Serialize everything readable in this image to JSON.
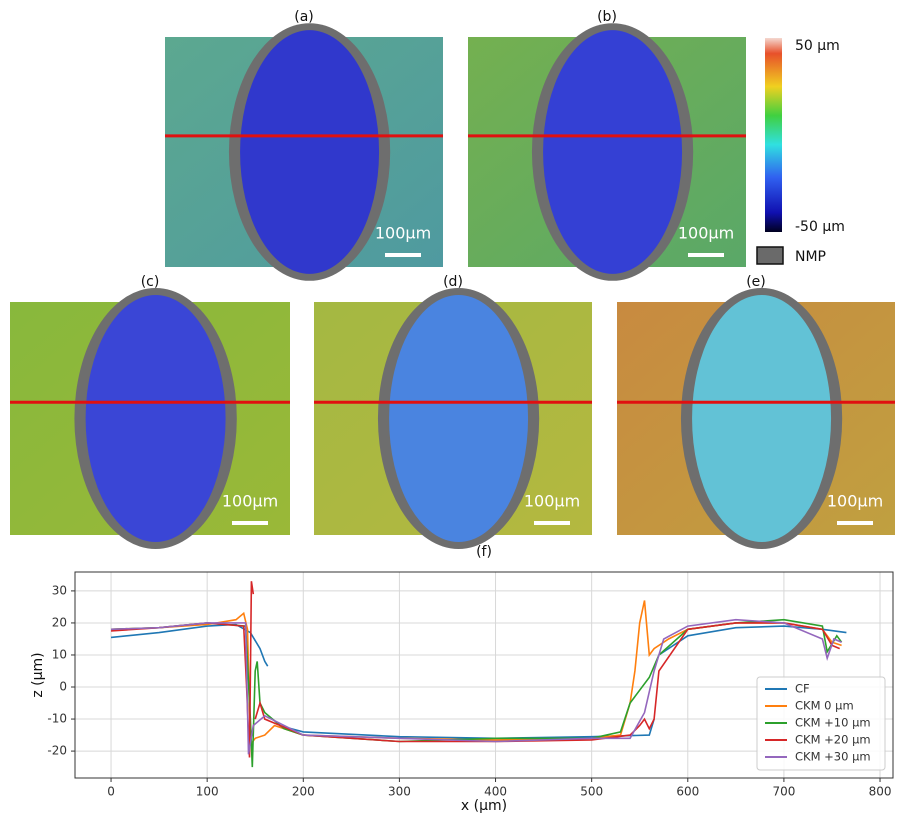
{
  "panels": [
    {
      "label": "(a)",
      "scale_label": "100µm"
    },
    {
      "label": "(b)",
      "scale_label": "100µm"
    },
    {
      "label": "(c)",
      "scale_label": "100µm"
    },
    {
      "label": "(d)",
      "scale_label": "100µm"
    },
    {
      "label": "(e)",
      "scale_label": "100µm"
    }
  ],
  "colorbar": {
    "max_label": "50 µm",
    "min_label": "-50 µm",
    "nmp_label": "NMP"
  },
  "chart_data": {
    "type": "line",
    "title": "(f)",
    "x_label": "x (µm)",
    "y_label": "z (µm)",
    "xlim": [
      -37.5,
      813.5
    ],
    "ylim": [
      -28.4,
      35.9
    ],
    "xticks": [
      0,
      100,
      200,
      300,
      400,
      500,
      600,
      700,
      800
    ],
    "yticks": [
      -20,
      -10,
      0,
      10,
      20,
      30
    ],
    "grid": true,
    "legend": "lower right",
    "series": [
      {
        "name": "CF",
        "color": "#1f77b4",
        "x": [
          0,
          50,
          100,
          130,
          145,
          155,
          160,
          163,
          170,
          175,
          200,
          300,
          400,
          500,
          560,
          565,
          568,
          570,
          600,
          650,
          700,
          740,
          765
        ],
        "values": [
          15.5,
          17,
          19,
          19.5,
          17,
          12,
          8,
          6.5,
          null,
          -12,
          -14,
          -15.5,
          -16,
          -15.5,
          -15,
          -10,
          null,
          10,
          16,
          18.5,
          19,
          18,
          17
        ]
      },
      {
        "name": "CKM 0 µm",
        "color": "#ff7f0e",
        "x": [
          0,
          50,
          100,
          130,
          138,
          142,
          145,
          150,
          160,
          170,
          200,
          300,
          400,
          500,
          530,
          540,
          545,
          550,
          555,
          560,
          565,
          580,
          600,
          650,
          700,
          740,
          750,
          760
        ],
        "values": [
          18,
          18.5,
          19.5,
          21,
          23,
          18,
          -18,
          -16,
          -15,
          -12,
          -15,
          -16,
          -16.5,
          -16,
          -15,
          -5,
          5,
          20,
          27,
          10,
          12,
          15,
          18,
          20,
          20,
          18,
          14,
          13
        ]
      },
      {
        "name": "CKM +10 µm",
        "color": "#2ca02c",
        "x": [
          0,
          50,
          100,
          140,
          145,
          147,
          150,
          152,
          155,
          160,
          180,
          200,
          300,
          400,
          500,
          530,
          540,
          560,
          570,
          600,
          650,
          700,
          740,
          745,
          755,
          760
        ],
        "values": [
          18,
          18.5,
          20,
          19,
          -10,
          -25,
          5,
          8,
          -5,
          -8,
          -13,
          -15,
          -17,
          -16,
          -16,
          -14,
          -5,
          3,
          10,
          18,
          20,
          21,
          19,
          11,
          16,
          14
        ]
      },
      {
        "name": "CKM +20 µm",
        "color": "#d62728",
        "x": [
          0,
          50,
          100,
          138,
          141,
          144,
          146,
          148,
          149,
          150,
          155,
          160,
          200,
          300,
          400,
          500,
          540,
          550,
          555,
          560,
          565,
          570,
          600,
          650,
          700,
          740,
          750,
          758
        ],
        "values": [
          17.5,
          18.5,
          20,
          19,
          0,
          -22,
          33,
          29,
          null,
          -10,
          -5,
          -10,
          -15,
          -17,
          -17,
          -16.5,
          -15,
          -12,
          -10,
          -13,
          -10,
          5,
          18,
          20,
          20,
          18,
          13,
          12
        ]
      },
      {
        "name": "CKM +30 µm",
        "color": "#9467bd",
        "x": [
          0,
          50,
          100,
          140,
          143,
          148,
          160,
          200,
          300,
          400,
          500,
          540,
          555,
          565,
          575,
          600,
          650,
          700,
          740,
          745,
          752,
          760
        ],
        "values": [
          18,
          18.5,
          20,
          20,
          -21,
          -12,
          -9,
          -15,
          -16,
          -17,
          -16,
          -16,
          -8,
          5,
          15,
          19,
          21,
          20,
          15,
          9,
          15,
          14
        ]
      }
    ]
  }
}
•••
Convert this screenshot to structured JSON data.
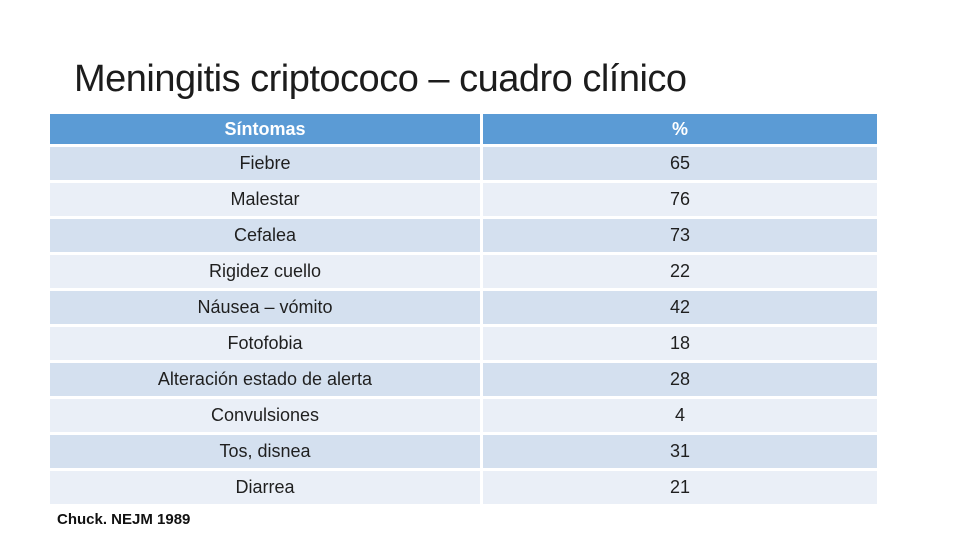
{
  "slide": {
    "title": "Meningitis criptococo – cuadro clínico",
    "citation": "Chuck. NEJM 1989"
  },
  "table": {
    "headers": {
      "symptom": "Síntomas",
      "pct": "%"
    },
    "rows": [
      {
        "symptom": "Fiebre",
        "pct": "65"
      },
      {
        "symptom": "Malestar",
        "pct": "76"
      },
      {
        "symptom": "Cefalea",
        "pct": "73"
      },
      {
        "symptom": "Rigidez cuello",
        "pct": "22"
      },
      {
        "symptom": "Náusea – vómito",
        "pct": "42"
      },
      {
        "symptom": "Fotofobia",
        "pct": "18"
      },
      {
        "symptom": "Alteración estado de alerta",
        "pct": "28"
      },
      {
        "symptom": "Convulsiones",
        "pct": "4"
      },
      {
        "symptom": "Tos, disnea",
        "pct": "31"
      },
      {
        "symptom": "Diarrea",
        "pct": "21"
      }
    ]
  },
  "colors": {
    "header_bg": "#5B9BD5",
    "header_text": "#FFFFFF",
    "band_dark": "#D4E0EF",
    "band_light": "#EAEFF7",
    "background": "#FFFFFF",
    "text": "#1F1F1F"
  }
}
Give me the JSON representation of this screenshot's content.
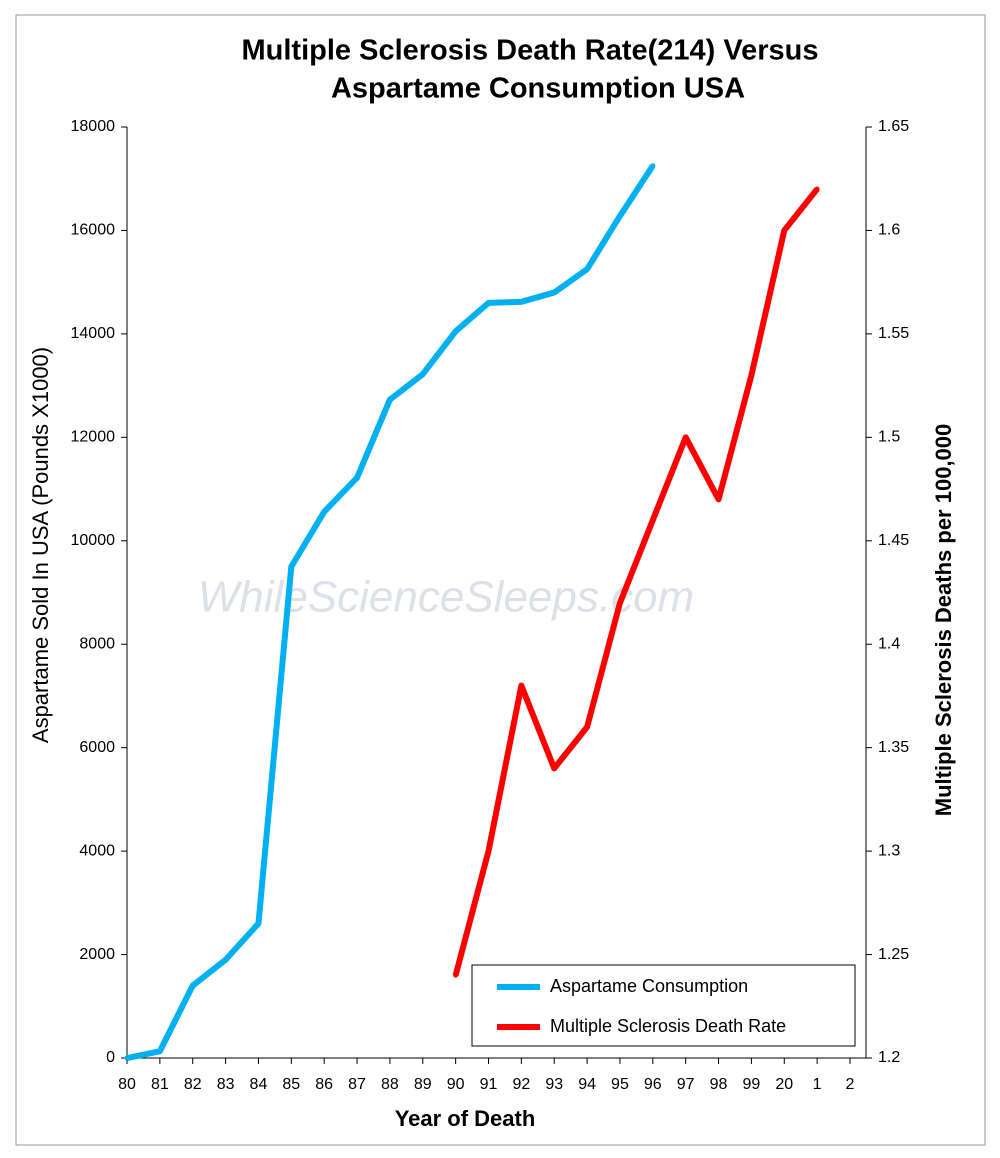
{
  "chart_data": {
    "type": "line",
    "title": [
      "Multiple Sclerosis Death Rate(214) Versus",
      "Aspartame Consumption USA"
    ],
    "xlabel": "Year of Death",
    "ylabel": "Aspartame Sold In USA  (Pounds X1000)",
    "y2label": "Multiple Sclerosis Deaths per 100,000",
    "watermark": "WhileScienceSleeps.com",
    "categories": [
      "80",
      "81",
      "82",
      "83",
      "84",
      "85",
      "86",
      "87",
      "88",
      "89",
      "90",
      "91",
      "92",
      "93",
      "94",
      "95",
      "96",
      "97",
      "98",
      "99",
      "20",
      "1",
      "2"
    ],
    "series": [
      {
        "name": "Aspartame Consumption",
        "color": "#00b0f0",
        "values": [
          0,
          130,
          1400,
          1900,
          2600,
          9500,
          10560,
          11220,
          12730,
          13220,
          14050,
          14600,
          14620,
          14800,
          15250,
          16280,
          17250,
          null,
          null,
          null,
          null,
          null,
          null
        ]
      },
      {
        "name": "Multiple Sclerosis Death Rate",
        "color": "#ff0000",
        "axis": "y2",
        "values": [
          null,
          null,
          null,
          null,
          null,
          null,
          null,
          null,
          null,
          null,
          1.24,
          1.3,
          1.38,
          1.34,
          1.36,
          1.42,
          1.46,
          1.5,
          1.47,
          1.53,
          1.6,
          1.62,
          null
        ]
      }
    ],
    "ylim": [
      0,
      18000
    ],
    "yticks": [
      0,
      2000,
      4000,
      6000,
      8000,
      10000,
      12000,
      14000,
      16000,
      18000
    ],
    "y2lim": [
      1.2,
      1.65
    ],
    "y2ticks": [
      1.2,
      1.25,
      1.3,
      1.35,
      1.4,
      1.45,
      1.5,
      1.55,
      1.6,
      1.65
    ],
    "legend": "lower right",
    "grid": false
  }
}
•••
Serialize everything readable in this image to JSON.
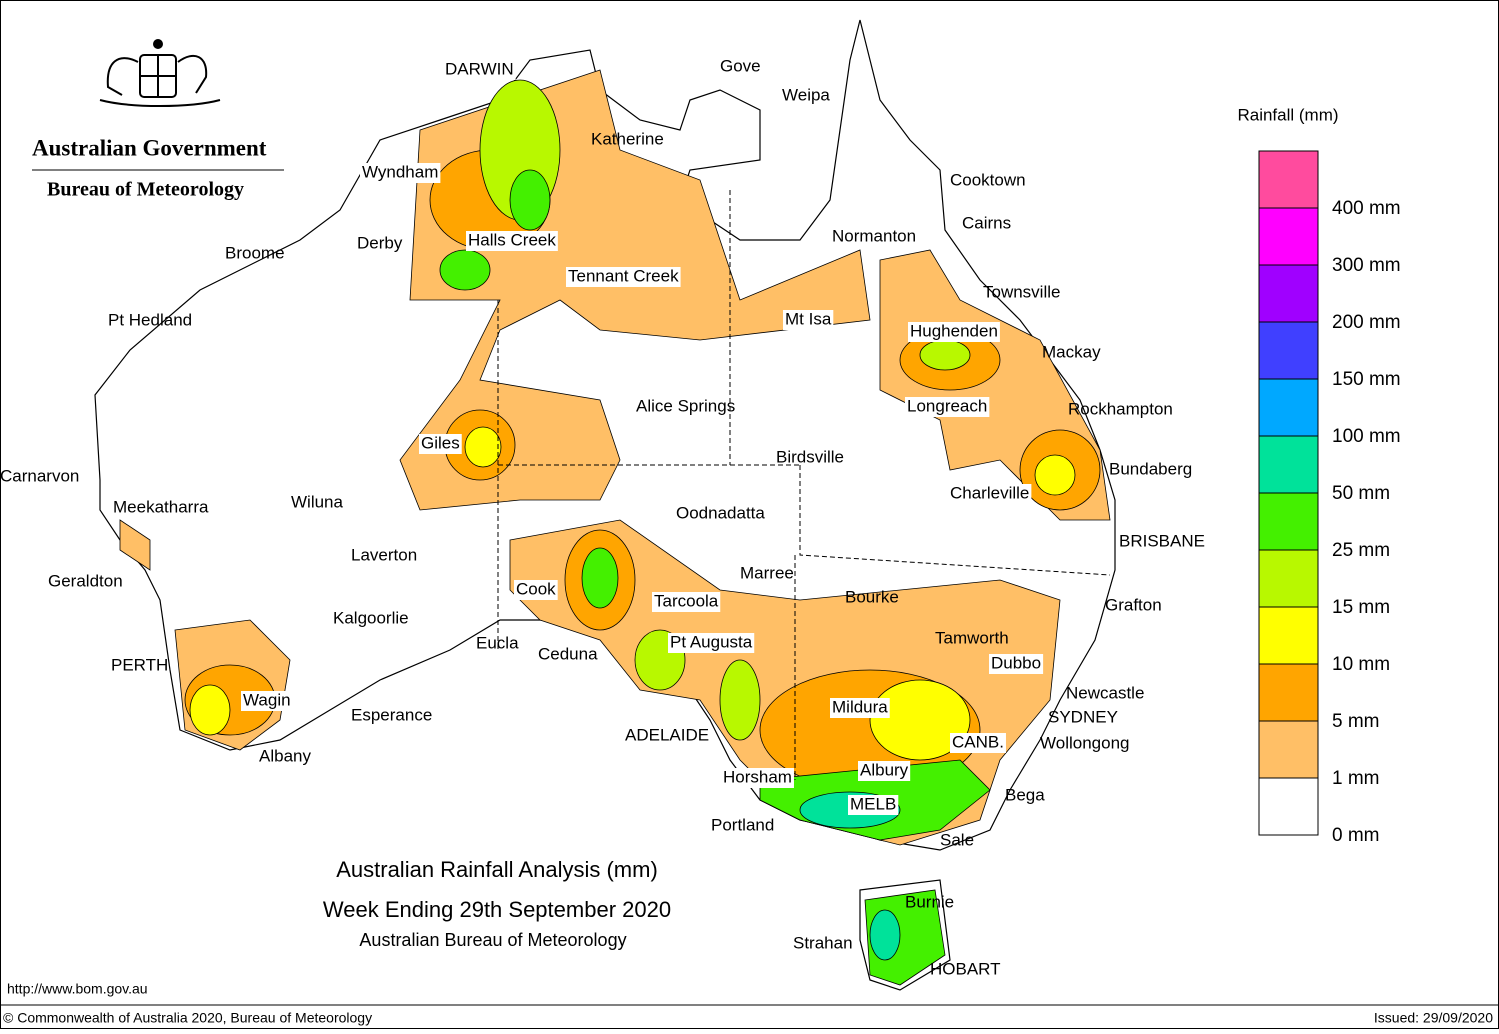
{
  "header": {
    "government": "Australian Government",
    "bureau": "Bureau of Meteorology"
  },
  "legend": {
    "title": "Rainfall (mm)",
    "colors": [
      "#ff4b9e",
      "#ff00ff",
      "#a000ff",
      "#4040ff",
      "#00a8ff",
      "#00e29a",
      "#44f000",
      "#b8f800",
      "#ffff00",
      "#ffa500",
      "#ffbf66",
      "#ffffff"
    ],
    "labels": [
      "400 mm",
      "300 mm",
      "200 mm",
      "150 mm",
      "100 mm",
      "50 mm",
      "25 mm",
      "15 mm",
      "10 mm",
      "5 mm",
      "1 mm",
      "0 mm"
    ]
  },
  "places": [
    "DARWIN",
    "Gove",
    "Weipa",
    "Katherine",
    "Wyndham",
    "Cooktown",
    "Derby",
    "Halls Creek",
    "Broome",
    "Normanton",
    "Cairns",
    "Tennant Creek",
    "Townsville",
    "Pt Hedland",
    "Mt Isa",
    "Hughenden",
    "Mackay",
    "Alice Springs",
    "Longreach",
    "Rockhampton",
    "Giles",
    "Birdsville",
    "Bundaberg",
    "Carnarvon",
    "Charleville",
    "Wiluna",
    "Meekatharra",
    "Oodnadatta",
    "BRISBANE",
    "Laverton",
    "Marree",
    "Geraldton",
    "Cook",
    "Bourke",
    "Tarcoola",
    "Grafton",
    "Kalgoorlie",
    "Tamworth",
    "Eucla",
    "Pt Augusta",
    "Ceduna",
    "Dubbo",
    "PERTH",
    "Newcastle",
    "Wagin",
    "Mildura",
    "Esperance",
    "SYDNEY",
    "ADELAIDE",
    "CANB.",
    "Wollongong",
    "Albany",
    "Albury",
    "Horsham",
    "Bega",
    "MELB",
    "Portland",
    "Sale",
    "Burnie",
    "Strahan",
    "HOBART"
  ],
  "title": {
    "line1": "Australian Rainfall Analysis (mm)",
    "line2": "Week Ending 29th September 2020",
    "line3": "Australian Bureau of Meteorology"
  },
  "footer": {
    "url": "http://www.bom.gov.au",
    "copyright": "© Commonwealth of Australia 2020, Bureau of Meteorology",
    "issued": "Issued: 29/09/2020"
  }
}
•••
AIM: Locate the word "Rainfall" in the records and collect each line it appears in.

RIGHT ANSWER:
    "title": "Rainfall (mm)",
    "line1": "Australian Rainfall Analysis (mm)",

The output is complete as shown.